— begin Text segment —
Otto H. Königsberger (13 October 1908 – 3 January 1999) was a German architect who worked mainly in urban development planning in Africa, Asia and Latin America, with the United Nations.

Early life
Königsberger was born in Berlin in 1908, and trained as an architect there at the Technical University of Berlin, graduating in 1931. In 1933, he won the Schinkel Prize for Architecture for a design for the Olympic Stadium in Berlin. However, with the rise to power of the Nazi Party, Königsberger was forced to leave the country, as was his uncle, physicist Max Born. Königsberger later illustrated Born's popularized physics text, The Restless Universe (published 1935).
 
Königsberger spent the next six years in the Swiss Institute for the History of Egyptian Architecture in Cairo, where he gained his doctorate. When his uncle Max Born was in Bangalore as a guest of  Raman, the Diwan Mirza Ismail enquired if he know of any trained architect. Thanks to Born's introduction, Königsberger was appointed chief architect and planner to Mysore State, India in 1939. His buildings during this period include some buildings in the Indian Institute of Science (1943–44), the Tata Institute of Fundamental Research (TIFR) in Bombay (Mumbai), the bus station, Serum Institute and Victory Hall (1946, renamed as Town Hall) in Bangalore, the town plan for Bhubaneswar, and some town planning for Jamshedpur with the vision of  Tata. After Indian Independence he became director of housing for the Indian Ministry of Health from 1948 to 1951, working on resettling those displaced by partition.
— end Text segment —
— begin Entries shown —
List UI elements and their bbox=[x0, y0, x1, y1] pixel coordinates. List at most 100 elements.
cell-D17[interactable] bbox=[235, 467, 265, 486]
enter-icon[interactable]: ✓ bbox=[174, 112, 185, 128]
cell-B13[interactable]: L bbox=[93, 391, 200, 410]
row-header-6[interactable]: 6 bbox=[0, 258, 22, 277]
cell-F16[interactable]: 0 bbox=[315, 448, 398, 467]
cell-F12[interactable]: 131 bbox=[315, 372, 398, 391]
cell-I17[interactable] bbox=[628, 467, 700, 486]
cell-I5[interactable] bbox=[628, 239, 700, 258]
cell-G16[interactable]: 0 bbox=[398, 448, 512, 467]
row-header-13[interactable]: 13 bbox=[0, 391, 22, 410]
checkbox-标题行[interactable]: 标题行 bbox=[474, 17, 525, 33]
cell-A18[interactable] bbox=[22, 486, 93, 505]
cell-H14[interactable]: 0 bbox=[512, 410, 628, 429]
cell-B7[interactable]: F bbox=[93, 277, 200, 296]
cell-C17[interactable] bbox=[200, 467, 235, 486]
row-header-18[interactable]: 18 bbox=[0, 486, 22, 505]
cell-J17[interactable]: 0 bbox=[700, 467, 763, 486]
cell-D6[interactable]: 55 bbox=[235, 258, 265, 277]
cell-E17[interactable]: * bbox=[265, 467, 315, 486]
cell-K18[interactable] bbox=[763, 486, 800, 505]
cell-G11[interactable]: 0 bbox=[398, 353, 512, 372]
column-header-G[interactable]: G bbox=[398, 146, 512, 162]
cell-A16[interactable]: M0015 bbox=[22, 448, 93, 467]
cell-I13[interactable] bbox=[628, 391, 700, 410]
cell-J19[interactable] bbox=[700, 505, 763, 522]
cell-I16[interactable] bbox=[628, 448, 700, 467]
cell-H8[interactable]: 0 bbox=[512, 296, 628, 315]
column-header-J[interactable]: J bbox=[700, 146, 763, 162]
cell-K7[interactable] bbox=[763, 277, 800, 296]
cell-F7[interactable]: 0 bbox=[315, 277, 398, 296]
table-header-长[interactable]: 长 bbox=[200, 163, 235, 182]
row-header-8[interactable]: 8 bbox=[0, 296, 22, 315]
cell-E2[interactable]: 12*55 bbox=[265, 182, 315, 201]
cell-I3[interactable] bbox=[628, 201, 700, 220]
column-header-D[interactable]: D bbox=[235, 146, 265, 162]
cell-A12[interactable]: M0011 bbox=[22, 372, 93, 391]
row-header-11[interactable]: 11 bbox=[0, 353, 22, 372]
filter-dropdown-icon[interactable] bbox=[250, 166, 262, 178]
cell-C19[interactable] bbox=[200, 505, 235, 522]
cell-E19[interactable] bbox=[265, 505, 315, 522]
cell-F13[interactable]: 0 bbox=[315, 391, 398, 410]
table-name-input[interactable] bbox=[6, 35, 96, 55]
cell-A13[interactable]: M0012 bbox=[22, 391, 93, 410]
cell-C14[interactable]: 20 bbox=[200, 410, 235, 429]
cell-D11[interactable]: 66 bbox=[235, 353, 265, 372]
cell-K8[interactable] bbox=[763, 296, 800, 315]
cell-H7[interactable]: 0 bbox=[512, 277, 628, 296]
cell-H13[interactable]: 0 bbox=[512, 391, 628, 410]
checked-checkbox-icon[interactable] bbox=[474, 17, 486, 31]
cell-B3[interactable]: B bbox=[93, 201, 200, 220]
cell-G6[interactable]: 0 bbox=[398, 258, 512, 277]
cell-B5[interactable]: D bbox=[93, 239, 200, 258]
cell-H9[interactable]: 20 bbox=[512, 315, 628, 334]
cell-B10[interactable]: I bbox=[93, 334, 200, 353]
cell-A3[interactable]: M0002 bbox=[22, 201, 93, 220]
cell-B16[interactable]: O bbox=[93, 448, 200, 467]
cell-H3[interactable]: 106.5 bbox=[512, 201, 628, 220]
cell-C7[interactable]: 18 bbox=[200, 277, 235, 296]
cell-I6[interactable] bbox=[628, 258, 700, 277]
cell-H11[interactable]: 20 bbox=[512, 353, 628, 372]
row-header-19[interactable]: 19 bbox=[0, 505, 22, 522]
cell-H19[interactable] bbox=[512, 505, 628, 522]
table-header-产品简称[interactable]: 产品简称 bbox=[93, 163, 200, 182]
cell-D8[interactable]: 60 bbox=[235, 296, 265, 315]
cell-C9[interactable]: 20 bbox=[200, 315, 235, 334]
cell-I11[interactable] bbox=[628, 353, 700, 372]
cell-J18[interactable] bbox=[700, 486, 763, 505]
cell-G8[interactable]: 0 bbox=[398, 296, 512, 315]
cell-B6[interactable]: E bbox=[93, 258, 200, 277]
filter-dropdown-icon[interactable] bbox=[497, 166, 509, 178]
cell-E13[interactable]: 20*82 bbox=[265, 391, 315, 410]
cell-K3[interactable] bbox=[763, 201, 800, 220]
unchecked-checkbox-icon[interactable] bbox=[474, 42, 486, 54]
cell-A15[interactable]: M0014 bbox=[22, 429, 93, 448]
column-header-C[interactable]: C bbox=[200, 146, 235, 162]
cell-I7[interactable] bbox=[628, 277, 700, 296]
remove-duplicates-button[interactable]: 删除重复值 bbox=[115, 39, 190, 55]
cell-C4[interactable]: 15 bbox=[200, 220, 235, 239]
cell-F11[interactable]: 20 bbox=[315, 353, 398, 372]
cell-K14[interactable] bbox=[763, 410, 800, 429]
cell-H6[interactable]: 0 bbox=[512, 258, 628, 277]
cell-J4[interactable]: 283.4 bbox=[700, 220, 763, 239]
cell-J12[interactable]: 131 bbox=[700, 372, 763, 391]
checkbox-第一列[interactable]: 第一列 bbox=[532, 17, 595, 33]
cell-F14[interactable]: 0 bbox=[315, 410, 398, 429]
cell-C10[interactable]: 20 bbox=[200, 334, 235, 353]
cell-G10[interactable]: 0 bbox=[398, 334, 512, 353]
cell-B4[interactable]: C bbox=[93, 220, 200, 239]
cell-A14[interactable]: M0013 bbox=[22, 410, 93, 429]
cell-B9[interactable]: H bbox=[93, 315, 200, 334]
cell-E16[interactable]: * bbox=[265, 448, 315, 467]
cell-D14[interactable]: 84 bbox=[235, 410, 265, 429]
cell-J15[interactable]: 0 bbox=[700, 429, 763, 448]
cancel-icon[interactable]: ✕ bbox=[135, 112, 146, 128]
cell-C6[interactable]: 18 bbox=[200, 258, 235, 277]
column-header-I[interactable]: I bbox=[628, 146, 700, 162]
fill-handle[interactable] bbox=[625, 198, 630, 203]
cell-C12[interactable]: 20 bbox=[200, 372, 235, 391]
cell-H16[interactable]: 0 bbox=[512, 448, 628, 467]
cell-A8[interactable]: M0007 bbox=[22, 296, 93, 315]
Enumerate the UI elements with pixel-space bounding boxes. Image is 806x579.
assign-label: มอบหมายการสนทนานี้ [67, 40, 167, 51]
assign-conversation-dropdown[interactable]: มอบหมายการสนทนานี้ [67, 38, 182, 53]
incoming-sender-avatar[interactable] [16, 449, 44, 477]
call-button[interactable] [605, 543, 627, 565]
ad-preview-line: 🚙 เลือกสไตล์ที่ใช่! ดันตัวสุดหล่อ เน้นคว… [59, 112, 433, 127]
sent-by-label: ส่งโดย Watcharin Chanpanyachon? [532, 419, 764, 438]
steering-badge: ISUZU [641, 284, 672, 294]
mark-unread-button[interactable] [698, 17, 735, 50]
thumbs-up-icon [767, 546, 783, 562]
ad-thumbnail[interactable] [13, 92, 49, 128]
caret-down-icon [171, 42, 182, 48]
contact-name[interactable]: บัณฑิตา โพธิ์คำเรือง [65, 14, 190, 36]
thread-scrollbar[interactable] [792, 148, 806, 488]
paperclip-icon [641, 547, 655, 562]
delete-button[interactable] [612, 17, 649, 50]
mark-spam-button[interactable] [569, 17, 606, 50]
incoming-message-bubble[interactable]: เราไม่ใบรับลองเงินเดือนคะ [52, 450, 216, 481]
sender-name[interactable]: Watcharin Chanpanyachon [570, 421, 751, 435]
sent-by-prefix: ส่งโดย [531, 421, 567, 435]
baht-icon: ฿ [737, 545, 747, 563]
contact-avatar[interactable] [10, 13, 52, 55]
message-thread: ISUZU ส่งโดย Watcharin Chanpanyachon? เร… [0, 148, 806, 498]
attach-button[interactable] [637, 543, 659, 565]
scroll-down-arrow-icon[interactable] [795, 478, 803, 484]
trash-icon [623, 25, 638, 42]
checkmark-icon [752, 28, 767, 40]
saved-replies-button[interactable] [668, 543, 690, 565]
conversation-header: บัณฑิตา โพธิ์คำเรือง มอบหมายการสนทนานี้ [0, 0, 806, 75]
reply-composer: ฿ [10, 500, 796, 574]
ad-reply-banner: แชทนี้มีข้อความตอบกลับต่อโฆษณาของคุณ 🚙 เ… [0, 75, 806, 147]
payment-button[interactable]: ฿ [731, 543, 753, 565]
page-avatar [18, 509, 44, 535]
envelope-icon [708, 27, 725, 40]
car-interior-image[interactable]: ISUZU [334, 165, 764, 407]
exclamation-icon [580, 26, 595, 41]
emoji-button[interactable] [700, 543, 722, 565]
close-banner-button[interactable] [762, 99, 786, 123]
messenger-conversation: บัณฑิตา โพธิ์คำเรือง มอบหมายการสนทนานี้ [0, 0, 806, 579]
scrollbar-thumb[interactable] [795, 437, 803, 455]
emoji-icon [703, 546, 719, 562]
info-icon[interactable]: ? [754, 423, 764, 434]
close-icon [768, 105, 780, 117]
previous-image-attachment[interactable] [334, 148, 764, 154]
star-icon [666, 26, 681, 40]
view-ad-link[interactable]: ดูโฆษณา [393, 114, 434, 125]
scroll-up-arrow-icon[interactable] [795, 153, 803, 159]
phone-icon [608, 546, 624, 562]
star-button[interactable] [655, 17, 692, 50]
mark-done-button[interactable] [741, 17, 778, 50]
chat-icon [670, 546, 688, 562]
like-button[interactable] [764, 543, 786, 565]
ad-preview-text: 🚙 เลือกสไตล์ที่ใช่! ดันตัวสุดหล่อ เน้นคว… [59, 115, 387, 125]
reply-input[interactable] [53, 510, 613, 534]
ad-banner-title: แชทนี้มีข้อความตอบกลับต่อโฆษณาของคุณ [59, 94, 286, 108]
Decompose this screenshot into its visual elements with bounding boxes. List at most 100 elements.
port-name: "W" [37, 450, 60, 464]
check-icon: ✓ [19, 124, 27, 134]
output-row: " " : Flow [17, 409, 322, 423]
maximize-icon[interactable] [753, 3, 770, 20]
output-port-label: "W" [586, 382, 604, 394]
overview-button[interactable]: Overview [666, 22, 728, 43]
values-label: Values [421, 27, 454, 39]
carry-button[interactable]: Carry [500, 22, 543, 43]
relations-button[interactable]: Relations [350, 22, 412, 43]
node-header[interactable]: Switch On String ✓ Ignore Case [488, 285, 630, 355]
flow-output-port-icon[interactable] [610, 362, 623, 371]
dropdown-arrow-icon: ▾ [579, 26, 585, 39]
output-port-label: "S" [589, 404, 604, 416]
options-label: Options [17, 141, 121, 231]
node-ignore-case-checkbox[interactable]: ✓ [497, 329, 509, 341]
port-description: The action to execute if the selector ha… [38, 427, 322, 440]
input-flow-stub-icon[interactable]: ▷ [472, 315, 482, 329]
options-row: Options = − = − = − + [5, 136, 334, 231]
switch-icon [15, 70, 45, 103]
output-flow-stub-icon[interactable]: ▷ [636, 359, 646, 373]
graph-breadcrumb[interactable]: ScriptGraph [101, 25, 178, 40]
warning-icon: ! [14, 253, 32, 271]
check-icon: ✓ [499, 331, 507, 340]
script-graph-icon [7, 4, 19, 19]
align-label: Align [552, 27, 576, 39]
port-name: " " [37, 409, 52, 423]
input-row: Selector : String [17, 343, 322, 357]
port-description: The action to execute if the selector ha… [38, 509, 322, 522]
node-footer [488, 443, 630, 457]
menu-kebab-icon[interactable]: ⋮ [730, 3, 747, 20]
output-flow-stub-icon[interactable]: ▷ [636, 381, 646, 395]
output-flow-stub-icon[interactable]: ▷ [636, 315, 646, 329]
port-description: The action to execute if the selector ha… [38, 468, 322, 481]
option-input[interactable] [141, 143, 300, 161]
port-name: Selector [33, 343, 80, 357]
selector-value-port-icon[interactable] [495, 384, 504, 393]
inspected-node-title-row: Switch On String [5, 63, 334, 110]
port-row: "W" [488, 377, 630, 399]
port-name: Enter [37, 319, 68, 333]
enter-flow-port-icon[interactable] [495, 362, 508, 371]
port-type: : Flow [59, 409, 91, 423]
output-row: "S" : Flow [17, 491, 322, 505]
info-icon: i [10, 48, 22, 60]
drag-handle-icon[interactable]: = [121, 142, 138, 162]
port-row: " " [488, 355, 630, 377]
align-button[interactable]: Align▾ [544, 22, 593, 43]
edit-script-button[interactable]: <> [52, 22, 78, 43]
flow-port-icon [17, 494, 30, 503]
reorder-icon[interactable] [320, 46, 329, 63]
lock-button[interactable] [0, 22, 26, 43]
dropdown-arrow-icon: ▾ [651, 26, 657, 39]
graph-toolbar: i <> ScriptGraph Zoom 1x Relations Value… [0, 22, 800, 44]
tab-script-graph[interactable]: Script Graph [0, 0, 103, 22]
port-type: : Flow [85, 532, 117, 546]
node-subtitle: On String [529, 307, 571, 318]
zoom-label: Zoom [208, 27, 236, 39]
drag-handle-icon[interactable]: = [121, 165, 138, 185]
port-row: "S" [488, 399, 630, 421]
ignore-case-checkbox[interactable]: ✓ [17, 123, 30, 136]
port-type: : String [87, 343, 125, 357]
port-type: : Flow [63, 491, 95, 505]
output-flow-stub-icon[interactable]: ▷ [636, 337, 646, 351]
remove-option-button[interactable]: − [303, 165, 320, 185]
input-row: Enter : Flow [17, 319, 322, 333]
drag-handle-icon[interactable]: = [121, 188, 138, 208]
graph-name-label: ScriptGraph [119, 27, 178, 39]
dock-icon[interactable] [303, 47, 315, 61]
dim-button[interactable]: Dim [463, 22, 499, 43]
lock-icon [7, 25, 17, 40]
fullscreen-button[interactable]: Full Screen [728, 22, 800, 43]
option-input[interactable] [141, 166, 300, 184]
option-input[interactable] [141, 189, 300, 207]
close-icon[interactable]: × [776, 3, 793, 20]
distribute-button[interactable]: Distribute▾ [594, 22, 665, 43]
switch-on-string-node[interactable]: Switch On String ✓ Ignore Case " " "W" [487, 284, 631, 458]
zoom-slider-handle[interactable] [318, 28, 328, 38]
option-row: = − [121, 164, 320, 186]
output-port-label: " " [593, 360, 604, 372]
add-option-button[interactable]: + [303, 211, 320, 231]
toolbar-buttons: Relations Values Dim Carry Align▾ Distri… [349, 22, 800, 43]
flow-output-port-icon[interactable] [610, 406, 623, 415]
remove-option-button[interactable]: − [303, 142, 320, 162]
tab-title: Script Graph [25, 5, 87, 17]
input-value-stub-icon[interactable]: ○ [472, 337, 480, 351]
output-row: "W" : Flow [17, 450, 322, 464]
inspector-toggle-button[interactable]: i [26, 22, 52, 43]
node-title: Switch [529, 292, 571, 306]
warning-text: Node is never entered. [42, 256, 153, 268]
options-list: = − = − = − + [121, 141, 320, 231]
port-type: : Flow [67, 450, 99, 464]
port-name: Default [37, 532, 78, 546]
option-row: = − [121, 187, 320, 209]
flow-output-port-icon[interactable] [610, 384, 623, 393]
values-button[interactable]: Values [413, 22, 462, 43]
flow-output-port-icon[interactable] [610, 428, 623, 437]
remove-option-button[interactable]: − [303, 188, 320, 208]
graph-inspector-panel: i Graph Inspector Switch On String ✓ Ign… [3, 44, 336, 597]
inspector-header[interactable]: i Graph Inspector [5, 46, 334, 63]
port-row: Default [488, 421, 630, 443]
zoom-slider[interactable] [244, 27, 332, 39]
— end Entries shown —
#### What you will do
**a.** Repeat the records word for word, from their first line through the line that contains "cell-F13[interactable]: 0 bbox=[315, 391, 398, 410]", including both ends.
**b.** Write the next part of the biography of Otto Königsberger, picking up after its last sentence.

#### Results
**a.**
List UI elements and their bbox=[x0, y0, x1, y1] pixel coordinates. List at most 100 elements.
cell-D17[interactable] bbox=[235, 467, 265, 486]
enter-icon[interactable]: ✓ bbox=[174, 112, 185, 128]
cell-B13[interactable]: L bbox=[93, 391, 200, 410]
row-header-6[interactable]: 6 bbox=[0, 258, 22, 277]
cell-F16[interactable]: 0 bbox=[315, 448, 398, 467]
cell-F12[interactable]: 131 bbox=[315, 372, 398, 391]
cell-I17[interactable] bbox=[628, 467, 700, 486]
cell-I5[interactable] bbox=[628, 239, 700, 258]
cell-G16[interactable]: 0 bbox=[398, 448, 512, 467]
row-header-13[interactable]: 13 bbox=[0, 391, 22, 410]
checkbox-标题行[interactable]: 标题行 bbox=[474, 17, 525, 33]
cell-A18[interactable] bbox=[22, 486, 93, 505]
cell-H14[interactable]: 0 bbox=[512, 410, 628, 429]
cell-B7[interactable]: F bbox=[93, 277, 200, 296]
cell-C17[interactable] bbox=[200, 467, 235, 486]
row-header-18[interactable]: 18 bbox=[0, 486, 22, 505]
cell-J17[interactable]: 0 bbox=[700, 467, 763, 486]
cell-D6[interactable]: 55 bbox=[235, 258, 265, 277]
cell-E17[interactable]: * bbox=[265, 467, 315, 486]
cell-K18[interactable] bbox=[763, 486, 800, 505]
cell-G11[interactable]: 0 bbox=[398, 353, 512, 372]
column-header-G[interactable]: G bbox=[398, 146, 512, 162]
cell-A16[interactable]: M0015 bbox=[22, 448, 93, 467]
cell-I13[interactable] bbox=[628, 391, 700, 410]
cell-J19[interactable] bbox=[700, 505, 763, 522]
cell-I16[interactable] bbox=[628, 448, 700, 467]
cell-H8[interactable]: 0 bbox=[512, 296, 628, 315]
column-header-J[interactable]: J bbox=[700, 146, 763, 162]
cell-K7[interactable] bbox=[763, 277, 800, 296]
cell-F7[interactable]: 0 bbox=[315, 277, 398, 296]
table-header-长[interactable]: 长 bbox=[200, 163, 235, 182]
row-header-8[interactable]: 8 bbox=[0, 296, 22, 315]
cell-E2[interactable]: 12*55 bbox=[265, 182, 315, 201]
cell-I3[interactable] bbox=[628, 201, 700, 220]
column-header-D[interactable]: D bbox=[235, 146, 265, 162]
cell-A12[interactable]: M0011 bbox=[22, 372, 93, 391]
row-header-11[interactable]: 11 bbox=[0, 353, 22, 372]
filter-dropdown-icon[interactable] bbox=[250, 166, 262, 178]
cell-C19[interactable] bbox=[200, 505, 235, 522]
cell-E19[interactable] bbox=[265, 505, 315, 522]
cell-F13[interactable]: 0 bbox=[315, 391, 398, 410]

**b.**
Career
In 1953 Königsberger moved to London and became head of the Department of Development and Tropical Studies at the Architectural Association, which later became the Development Planning Unit of University College, London, where he worked as a professor until his retirement in 1978.

Königsberger taught that town planners in the developing world should be prepared to dynamically adapt their plans, and involve local communities and techniques, as opposed to imposing a static master plan based on Western ideas – an approach he called Action Planning. He served as a senior adviser to the United Nations Economic and Social Council from the 1950s, and helped launch Habitat International in 1976, which he edited until 1978. His Manual of tropical housing and building was published in several languages and remains a standard course text in many parts of the world.

Awards and legacy
In 1989, Königsberger was one of the first recipients of the UN Habitat Scroll of Honour, the most prestigious award given by the United Nations in recognition of work carried out in the field of human settlements development. The same year, University College London established the Otto Koenigsberger Scholarship to enable young professionals from developing countries to study urban planning in the UK.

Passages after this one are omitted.